● **Work required**
Reproduce every line of the material below, character for character, with no changes.

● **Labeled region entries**
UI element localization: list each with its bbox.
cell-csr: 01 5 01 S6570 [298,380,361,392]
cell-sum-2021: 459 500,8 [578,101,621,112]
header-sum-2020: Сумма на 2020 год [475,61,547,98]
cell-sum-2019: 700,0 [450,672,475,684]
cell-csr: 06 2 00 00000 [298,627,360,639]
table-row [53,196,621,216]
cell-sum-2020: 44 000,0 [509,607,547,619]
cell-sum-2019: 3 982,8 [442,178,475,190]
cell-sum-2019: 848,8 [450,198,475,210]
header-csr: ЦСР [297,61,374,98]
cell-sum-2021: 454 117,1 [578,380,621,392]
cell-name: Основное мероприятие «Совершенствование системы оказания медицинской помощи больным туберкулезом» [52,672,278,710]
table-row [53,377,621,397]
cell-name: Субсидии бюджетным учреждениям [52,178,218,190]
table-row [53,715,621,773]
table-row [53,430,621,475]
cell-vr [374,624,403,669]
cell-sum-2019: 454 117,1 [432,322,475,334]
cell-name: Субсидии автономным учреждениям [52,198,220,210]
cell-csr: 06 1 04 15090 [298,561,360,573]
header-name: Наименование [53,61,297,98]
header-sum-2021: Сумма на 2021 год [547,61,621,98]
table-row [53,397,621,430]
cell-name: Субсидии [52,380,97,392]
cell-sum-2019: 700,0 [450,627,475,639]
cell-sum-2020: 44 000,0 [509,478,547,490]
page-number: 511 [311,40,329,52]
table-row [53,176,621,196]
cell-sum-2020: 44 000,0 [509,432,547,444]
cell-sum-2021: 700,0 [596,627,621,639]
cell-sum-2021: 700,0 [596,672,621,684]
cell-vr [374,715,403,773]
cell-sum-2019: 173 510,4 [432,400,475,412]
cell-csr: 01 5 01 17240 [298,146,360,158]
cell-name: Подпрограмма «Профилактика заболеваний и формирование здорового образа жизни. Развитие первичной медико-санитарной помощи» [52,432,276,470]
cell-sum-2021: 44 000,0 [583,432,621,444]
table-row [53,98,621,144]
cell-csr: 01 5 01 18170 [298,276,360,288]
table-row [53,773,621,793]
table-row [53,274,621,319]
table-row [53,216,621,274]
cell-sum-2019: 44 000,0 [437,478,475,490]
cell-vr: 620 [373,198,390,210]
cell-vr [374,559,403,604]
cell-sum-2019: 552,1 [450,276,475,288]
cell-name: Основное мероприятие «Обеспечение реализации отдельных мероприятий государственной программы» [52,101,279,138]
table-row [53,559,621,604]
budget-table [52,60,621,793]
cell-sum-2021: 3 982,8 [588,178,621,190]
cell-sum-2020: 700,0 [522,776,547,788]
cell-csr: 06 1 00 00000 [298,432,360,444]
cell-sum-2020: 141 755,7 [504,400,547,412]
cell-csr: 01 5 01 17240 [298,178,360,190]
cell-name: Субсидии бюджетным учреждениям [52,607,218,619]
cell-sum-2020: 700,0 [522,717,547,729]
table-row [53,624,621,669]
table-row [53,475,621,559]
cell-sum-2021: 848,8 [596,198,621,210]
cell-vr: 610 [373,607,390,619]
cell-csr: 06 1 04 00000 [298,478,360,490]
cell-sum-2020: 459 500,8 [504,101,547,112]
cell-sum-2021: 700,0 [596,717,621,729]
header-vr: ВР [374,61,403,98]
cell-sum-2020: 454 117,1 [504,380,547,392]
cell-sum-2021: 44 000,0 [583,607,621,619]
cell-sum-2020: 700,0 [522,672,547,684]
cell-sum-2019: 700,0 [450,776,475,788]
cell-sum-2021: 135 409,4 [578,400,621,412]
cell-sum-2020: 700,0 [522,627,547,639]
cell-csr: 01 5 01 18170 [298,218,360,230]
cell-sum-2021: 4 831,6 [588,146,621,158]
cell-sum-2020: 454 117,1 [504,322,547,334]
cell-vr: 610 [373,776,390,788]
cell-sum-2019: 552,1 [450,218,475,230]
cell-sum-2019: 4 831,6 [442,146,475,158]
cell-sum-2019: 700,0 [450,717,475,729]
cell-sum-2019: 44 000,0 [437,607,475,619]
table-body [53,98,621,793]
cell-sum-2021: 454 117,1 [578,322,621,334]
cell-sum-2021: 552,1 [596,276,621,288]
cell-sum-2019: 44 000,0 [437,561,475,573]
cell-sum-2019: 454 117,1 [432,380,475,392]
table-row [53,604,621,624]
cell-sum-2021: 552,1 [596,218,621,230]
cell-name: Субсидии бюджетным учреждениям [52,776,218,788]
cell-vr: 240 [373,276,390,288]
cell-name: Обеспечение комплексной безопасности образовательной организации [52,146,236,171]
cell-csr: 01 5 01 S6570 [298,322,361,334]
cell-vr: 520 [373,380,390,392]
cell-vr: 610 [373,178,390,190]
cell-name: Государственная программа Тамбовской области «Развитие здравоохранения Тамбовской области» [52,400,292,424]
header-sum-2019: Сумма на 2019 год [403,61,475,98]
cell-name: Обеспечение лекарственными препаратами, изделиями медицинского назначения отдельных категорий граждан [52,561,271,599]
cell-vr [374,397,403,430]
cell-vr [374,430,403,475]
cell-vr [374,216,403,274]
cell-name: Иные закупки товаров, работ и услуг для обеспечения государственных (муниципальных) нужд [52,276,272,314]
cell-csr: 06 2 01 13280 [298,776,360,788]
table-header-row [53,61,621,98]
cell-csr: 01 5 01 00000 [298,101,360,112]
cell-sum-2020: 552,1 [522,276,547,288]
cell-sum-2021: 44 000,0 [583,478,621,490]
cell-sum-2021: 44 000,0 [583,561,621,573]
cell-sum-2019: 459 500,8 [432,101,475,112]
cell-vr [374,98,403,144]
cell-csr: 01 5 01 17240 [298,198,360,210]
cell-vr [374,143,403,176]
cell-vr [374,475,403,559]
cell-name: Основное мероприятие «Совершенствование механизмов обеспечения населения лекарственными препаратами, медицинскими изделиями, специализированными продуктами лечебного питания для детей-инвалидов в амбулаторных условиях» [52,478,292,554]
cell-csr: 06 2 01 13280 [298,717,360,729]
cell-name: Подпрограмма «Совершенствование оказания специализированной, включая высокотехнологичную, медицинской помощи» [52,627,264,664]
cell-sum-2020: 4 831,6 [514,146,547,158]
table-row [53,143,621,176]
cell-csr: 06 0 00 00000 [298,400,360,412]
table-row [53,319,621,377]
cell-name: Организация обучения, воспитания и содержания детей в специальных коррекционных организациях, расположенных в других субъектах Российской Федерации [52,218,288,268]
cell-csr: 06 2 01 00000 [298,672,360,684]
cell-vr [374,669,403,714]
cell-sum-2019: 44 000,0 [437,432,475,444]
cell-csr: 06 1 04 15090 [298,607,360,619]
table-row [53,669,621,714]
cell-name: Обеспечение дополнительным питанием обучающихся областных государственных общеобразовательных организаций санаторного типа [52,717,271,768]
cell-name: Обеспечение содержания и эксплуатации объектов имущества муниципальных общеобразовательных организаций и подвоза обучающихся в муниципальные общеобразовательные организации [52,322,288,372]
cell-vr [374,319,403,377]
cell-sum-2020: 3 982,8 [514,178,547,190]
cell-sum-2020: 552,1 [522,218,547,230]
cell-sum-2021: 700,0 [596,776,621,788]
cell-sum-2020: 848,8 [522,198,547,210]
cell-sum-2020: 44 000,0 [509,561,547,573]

● **The solution**
UI element localization: list each with its bbox.
cell-csr: 01 5 01 S6570 [298,380,361,392]
cell-sum-2021: 459 500,8 [578,101,621,112]
header-sum-2020: Сумма на 2020 год [475,61,547,98]
cell-sum-2019: 700,0 [450,672,475,684]
cell-csr: 06 2 00 00000 [298,627,360,639]
table-row [53,196,621,216]
cell-sum-2020: 44 000,0 [509,607,547,619]
cell-sum-2019: 3 982,8 [442,178,475,190]
cell-sum-2019: 848,8 [450,198,475,210]
header-csr: ЦСР [297,61,374,98]
cell-sum-2021: 454 117,1 [578,380,621,392]
cell-name: Основное мероприятие «Совершенствование системы оказания медицинской помощи больным туберкулезом» [52,672,278,710]
table-row [53,377,621,397]
cell-name: Субсидии бюджетным учреждениям [52,178,218,190]
table-row [53,715,621,773]
table-row [53,430,621,475]
cell-vr [374,624,403,669]
cell-sum-2019: 454 117,1 [432,322,475,334]
cell-name: Субсидии автономным учреждениям [52,198,220,210]
cell-csr: 06 1 04 15090 [298,561,360,573]
header-name: Наименование [53,61,297,98]
header-sum-2021: Сумма на 2021 год [547,61,621,98]
table-row [53,397,621,430]
cell-name: Субсидии [52,380,97,392]
cell-sum-2019: 700,0 [450,627,475,639]
cell-sum-2020: 44 000,0 [509,478,547,490]
page-number: 511 [311,40,329,52]
table-row [53,176,621,196]
cell-sum-2020: 44 000,0 [509,432,547,444]
cell-sum-2021: 700,0 [596,627,621,639]
cell-sum-2021: 700,0 [596,672,621,684]
cell-vr [374,715,403,773]
cell-sum-2019: 173 510,4 [432,400,475,412]
cell-csr: 01 5 01 17240 [298,146,360,158]
cell-name: Подпрограмма «Профилактика заболеваний и формирование здорового образа жизни. Развитие первичной медико-санитарной помощи» [52,432,276,470]
cell-sum-2021: 44 000,0 [583,432,621,444]
table-row [53,98,621,144]
cell-csr: 01 5 01 18170 [298,276,360,288]
table-row [53,773,621,793]
table-row [53,274,621,319]
table-row [53,216,621,274]
cell-sum-2019: 44 000,0 [437,478,475,490]
cell-vr: 620 [373,198,390,210]
cell-vr [374,559,403,604]
cell-sum-2019: 552,1 [450,276,475,288]
cell-name: Основное мероприятие «Обеспечение реализации отдельных мероприятий государственной программы» [52,101,279,138]
table-row [53,559,621,604]
budget-table [52,60,621,793]
cell-sum-2021: 3 982,8 [588,178,621,190]
cell-sum-2020: 700,0 [522,776,547,788]
cell-csr: 06 1 00 00000 [298,432,360,444]
cell-sum-2020: 141 755,7 [504,400,547,412]
cell-csr: 01 5 01 17240 [298,178,360,190]
cell-name: Субсидии бюджетным учреждениям [52,607,218,619]
cell-sum-2020: 700,0 [522,717,547,729]
table-row [53,624,621,669]
table-row [53,475,621,559]
cell-sum-2021: 848,8 [596,198,621,210]
cell-vr: 610 [373,607,390,619]
cell-csr: 06 1 04 00000 [298,478,360,490]
cell-sum-2020: 459 500,8 [504,101,547,112]
cell-sum-2021: 700,0 [596,717,621,729]
header-vr: ВР [374,61,403,98]
cell-sum-2020: 454 117,1 [504,380,547,392]
cell-sum-2021: 44 000,0 [583,607,621,619]
cell-sum-2020: 700,0 [522,672,547,684]
cell-sum-2019: 700,0 [450,776,475,788]
cell-sum-2021: 135 409,4 [578,400,621,412]
cell-sum-2020: 700,0 [522,627,547,639]
cell-csr: 01 5 01 18170 [298,218,360,230]
cell-sum-2021: 4 831,6 [588,146,621,158]
cell-sum-2020: 454 117,1 [504,322,547,334]
cell-vr: 610 [373,776,390,788]
cell-sum-2019: 552,1 [450,218,475,230]
cell-sum-2019: 4 831,6 [442,146,475,158]
cell-sum-2019: 700,0 [450,717,475,729]
cell-sum-2019: 44 000,0 [437,607,475,619]
table-body [53,98,621,793]
cell-sum-2021: 454 117,1 [578,322,621,334]
cell-sum-2021: 552,1 [596,276,621,288]
cell-sum-2019: 44 000,0 [437,561,475,573]
cell-sum-2019: 454 117,1 [432,380,475,392]
table-row [53,604,621,624]
cell-sum-2021: 552,1 [596,218,621,230]
cell-name: Субсидии бюджетным учреждениям [52,776,218,788]
cell-vr: 240 [373,276,390,288]
cell-name: Обеспечение комплексной безопасности образовательной организации [52,146,236,171]
cell-csr: 01 5 01 S6570 [298,322,361,334]
cell-vr: 520 [373,380,390,392]
cell-vr: 610 [373,178,390,190]
cell-name: Государственная программа Тамбовской области «Развитие здравоохранения Тамбовской области» [52,400,292,424]
header-sum-2019: Сумма на 2019 год [403,61,475,98]
cell-name: Обеспечение лекарственными препаратами, изделиями медицинского назначения отдельных категорий граждан [52,561,271,599]
cell-vr [374,397,403,430]
cell-vr [374,430,403,475]
cell-vr [374,216,403,274]
cell-name: Иные закупки товаров, работ и услуг для обеспечения государственных (муниципальных) нужд [52,276,272,314]
cell-csr: 06 2 01 13280 [298,776,360,788]
table-header-row [53,61,621,98]
cell-csr: 01 5 01 00000 [298,101,360,112]
cell-sum-2020: 552,1 [522,276,547,288]
cell-sum-2021: 44 000,0 [583,478,621,490]
cell-sum-2021: 44 000,0 [583,561,621,573]
cell-sum-2019: 459 500,8 [432,101,475,112]
cell-vr [374,98,403,144]
cell-csr: 01 5 01 17240 [298,198,360,210]
cell-vr [374,143,403,176]
cell-vr [374,475,403,559]
cell-name: Основное мероприятие «Совершенствование механизмов обеспечения населения лекарственными препаратами, медицинскими изделиями, специализированными продуктами лечебного питания для детей-инвалидов в амбулаторных условиях» [52,478,292,554]
cell-csr: 06 2 01 13280 [298,717,360,729]
cell-name: Подпрограмма «Совершенствование оказания специализированной, включая высокотехнологичную, медицинской помощи» [52,627,264,664]
cell-sum-2020: 4 831,6 [514,146,547,158]
table-row [53,143,621,176]
cell-csr: 06 0 00 00000 [298,400,360,412]
table-row [53,319,621,377]
cell-name: Организация обучения, воспитания и содержания детей в специальных коррекционных организациях, расположенных в других субъектах Российской Федерации [52,218,288,268]
cell-csr: 06 2 01 00000 [298,672,360,684]
cell-vr [374,669,403,714]
cell-sum-2019: 44 000,0 [437,432,475,444]
cell-csr: 06 1 04 15090 [298,607,360,619]
table-row [53,669,621,714]
cell-name: Обеспечение дополнительным питанием обучающихся областных государственных общеобразовательных организаций санаторного типа [52,717,271,768]
cell-name: Обеспечение содержания и эксплуатации объектов имущества муниципальных общеобразовательных организаций и подвоза обучающихся в муниципальные общеобразовательные организации [52,322,288,372]
cell-vr [374,319,403,377]
cell-sum-2020: 3 982,8 [514,178,547,190]
cell-sum-2020: 552,1 [522,218,547,230]
cell-sum-2021: 700,0 [596,776,621,788]
cell-sum-2020: 848,8 [522,198,547,210]
cell-sum-2020: 44 000,0 [509,561,547,573]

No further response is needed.